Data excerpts
——

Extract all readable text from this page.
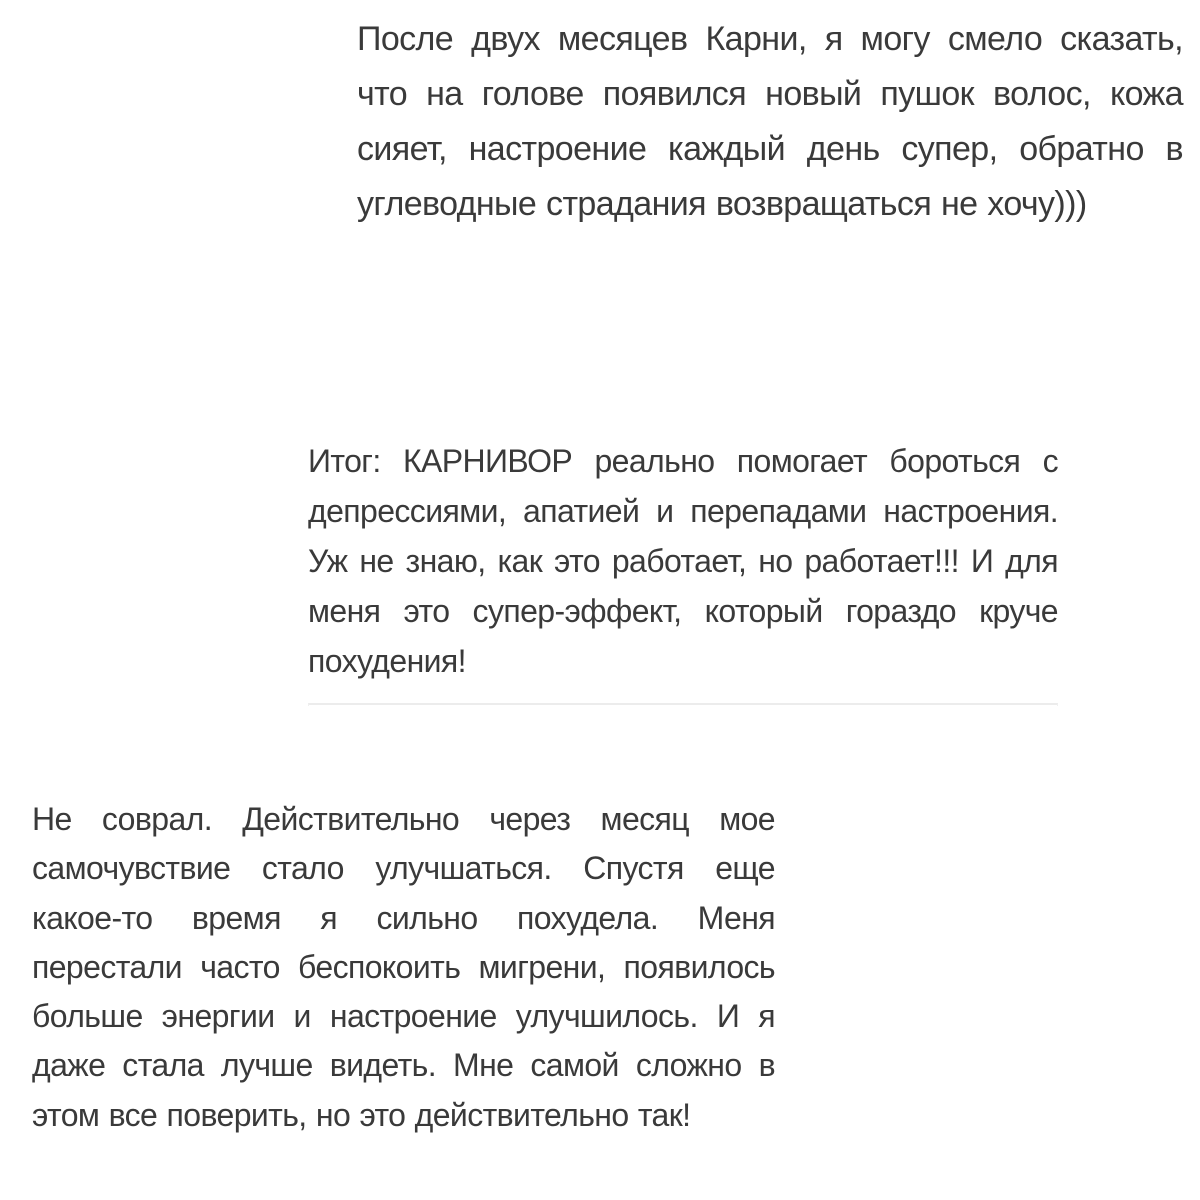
После двух месяцев Карни, я могу смело сказать, что на голове появился новый пушок волос, кожа сияет, настроение каждый день супер, обратно в углеводные страдания возвращаться не хочу)))

Итог: КАРНИВОР реально помогает бороться с депрессиями, апатией и перепадами настроения. Уж не знаю, как это работает, но работает!!! И для меня это супер-эффект, который гораздо круче похудения!

Не соврал. Действительно через месяц мое самочувствие стало улучшаться. Спустя еще какое-то время я сильно похудела. Меня перестали часто беспокоить мигрени, появилось больше энергии и настроение улучшилось. И я даже стала лучше видеть. Мне самой сложно в этом все поверить, но это действительно так!
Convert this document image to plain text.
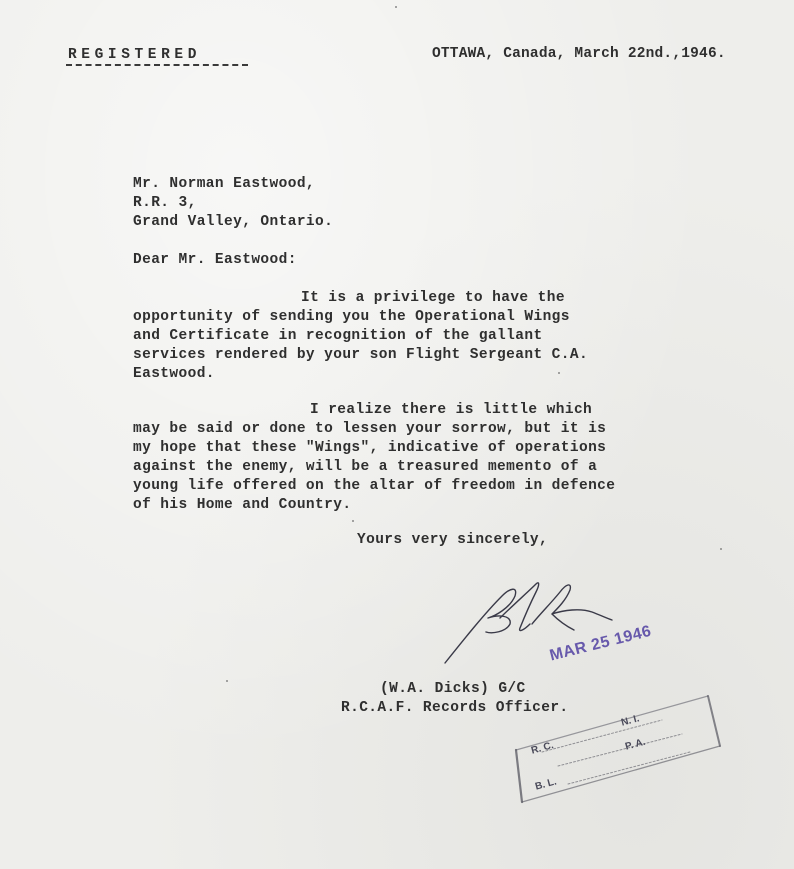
REGISTERED	OTTAWA, Canada, March 22nd.,1946.
Mr. Norman Eastwood,
R.R. 3,
Grand Valley, Ontario.
Dear Mr. Eastwood:
It is a privilege to have the
opportunity of sending you the Operational Wings
and Certificate in recognition of the gallant
services rendered by your son Flight Sergeant C.A.
Eastwood.
I realize there is little which
may be said or done to lessen your sorrow, but it is
my hope that these "Wings", indicative of operations
against the enemy, will be a treasured memento of a
young life offered on the altar of freedom in defence
of his Home and Country.
Yours very sincerely,
(W.A. Dicks) G/C
R.C.A.F. Records Officer.
MAR 25 1946
R. C.
N. I.
P. A.
B. L.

——

● **Short problem**
Take the data above and repeat it exactly, leaving each picture out.

● **Solution below**
Extract all readable text from this page.
После двух месяцев Карни, я могу смело сказать, что на голове появился новый пушок волос, кожа сияет, настроение каждый день супер, обратно в углеводные страдания возвращаться не хочу)))

Итог: КАРНИВОР реально помогает бороться с депрессиями, апатией и перепадами настроения. Уж не знаю, как это работает, но работает!!! И для меня это супер-эффект, который гораздо круче похудения!

Не соврал. Действительно через месяц мое самочувствие стало улучшаться. Спустя еще какое-то время я сильно похудела. Меня перестали часто беспокоить мигрени, появилось больше энергии и настроение улучшилось. И я даже стала лучше видеть. Мне самой сложно в этом все поверить, но это действительно так!
Convert this document image to plain text.
REGISTERED	OTTAWA, Canada, March 22nd.,1946.
Mr. Norman Eastwood,
R.R. 3,
Grand Valley, Ontario.
Dear Mr. Eastwood:
It is a privilege to have the
opportunity of sending you the Operational Wings
and Certificate in recognition of the gallant
services rendered by your son Flight Sergeant C.A.
Eastwood.
I realize there is little which
may be said or done to lessen your sorrow, but it is
my hope that these "Wings", indicative of operations
against the enemy, will be a treasured memento of a
young life offered on the altar of freedom in defence
of his Home and Country.
Yours very sincerely,
(W.A. Dicks) G/C
R.C.A.F. Records Officer.
MAR 25 1946
R. C.
N. I.
P. A.
B. L.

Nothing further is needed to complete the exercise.